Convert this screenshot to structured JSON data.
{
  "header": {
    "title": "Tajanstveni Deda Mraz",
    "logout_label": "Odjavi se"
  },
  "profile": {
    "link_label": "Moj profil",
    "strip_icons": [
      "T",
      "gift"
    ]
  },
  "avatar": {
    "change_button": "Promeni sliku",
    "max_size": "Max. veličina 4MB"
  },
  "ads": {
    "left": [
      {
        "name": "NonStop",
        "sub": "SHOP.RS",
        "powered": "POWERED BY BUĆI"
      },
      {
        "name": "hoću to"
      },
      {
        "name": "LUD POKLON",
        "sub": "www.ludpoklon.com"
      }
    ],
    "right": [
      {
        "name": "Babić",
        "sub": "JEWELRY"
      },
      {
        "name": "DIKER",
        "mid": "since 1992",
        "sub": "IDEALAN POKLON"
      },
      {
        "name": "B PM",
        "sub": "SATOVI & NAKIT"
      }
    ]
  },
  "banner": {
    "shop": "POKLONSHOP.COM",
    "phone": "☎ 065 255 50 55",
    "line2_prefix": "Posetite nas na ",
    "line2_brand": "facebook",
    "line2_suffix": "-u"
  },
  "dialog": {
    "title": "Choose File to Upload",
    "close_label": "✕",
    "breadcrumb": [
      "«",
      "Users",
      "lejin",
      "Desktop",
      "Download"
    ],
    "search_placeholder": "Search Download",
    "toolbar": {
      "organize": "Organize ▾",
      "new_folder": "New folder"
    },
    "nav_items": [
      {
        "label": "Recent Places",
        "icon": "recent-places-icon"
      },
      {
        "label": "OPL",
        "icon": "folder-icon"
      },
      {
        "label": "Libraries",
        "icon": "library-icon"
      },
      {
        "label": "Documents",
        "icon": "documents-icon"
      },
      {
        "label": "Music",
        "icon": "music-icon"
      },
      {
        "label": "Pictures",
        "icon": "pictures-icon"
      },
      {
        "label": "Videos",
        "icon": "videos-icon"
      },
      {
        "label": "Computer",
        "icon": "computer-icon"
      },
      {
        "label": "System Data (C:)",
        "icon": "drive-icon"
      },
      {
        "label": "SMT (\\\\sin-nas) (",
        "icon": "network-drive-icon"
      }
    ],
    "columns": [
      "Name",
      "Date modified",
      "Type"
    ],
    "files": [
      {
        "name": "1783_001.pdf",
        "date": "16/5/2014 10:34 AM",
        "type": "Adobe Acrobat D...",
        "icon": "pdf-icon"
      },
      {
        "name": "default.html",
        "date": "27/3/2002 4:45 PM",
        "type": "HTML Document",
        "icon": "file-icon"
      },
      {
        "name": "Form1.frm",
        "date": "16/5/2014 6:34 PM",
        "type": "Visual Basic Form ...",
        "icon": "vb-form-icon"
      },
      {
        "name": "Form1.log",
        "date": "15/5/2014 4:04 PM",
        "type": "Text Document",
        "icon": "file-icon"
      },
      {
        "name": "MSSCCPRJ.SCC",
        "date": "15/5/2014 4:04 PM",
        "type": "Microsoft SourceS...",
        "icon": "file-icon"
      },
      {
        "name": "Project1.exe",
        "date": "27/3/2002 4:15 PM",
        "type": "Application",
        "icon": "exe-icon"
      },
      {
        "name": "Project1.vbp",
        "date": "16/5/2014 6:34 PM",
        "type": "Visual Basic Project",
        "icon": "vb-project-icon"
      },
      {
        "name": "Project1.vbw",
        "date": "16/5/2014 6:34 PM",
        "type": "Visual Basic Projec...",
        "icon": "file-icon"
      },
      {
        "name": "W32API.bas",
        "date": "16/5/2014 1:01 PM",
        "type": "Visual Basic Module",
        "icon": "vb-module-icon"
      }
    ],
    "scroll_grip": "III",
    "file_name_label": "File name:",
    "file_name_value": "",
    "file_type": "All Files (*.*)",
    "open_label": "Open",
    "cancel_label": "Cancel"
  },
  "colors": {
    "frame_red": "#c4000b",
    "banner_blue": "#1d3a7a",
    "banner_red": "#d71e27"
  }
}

:::

Nothing in the data may differ; print all of it exactly as written.

→ **FINAL RESULT**
Convert this screenshot to structured JSON data.
{
  "header": {
    "title": "Tajanstveni Deda Mraz",
    "logout_label": "Odjavi se"
  },
  "profile": {
    "link_label": "Moj profil",
    "strip_icons": [
      "T",
      "gift"
    ]
  },
  "avatar": {
    "change_button": "Promeni sliku",
    "max_size": "Max. veličina 4MB"
  },
  "ads": {
    "left": [
      {
        "name": "NonStop",
        "sub": "SHOP.RS",
        "powered": "POWERED BY BUĆI"
      },
      {
        "name": "hoću to"
      },
      {
        "name": "LUD POKLON",
        "sub": "www.ludpoklon.com"
      }
    ],
    "right": [
      {
        "name": "Babić",
        "sub": "JEWELRY"
      },
      {
        "name": "DIKER",
        "mid": "since 1992",
        "sub": "IDEALAN POKLON"
      },
      {
        "name": "B PM",
        "sub": "SATOVI & NAKIT"
      }
    ]
  },
  "banner": {
    "shop": "POKLONSHOP.COM",
    "phone": "☎ 065 255 50 55",
    "line2_prefix": "Posetite nas na ",
    "line2_brand": "facebook",
    "line2_suffix": "-u"
  },
  "dialog": {
    "title": "Choose File to Upload",
    "close_label": "✕",
    "breadcrumb": [
      "«",
      "Users",
      "lejin",
      "Desktop",
      "Download"
    ],
    "search_placeholder": "Search Download",
    "toolbar": {
      "organize": "Organize ▾",
      "new_folder": "New folder"
    },
    "nav_items": [
      {
        "label": "Recent Places",
        "icon": "recent-places-icon"
      },
      {
        "label": "OPL",
        "icon": "folder-icon"
      },
      {
        "label": "Libraries",
        "icon": "library-icon"
      },
      {
        "label": "Documents",
        "icon": "documents-icon"
      },
      {
        "label": "Music",
        "icon": "music-icon"
      },
      {
        "label": "Pictures",
        "icon": "pictures-icon"
      },
      {
        "label": "Videos",
        "icon": "videos-icon"
      },
      {
        "label": "Computer",
        "icon": "computer-icon"
      },
      {
        "label": "System Data (C:)",
        "icon": "drive-icon"
      },
      {
        "label": "SMT (\\\\sin-nas) (",
        "icon": "network-drive-icon"
      }
    ],
    "columns": [
      "Name",
      "Date modified",
      "Type"
    ],
    "files": [
      {
        "name": "1783_001.pdf",
        "date": "16/5/2014 10:34 AM",
        "type": "Adobe Acrobat D...",
        "icon": "pdf-icon"
      },
      {
        "name": "default.html",
        "date": "27/3/2002 4:45 PM",
        "type": "HTML Document",
        "icon": "file-icon"
      },
      {
        "name": "Form1.frm",
        "date": "16/5/2014 6:34 PM",
        "type": "Visual Basic Form ...",
        "icon": "vb-form-icon"
      },
      {
        "name": "Form1.log",
        "date": "15/5/2014 4:04 PM",
        "type": "Text Document",
        "icon": "file-icon"
      },
      {
        "name": "MSSCCPRJ.SCC",
        "date": "15/5/2014 4:04 PM",
        "type": "Microsoft SourceS...",
        "icon": "file-icon"
      },
      {
        "name": "Project1.exe",
        "date": "27/3/2002 4:15 PM",
        "type": "Application",
        "icon": "exe-icon"
      },
      {
        "name": "Project1.vbp",
        "date": "16/5/2014 6:34 PM",
        "type": "Visual Basic Project",
        "icon": "vb-project-icon"
      },
      {
        "name": "Project1.vbw",
        "date": "16/5/2014 6:34 PM",
        "type": "Visual Basic Projec...",
        "icon": "file-icon"
      },
      {
        "name": "W32API.bas",
        "date": "16/5/2014 1:01 PM",
        "type": "Visual Basic Module",
        "icon": "vb-module-icon"
      }
    ],
    "scroll_grip": "III",
    "file_name_label": "File name:",
    "file_name_value": "",
    "file_type": "All Files (*.*)",
    "open_label": "Open",
    "cancel_label": "Cancel"
  },
  "colors": {
    "frame_red": "#c4000b",
    "banner_blue": "#1d3a7a",
    "banner_red": "#d71e27"
  }
}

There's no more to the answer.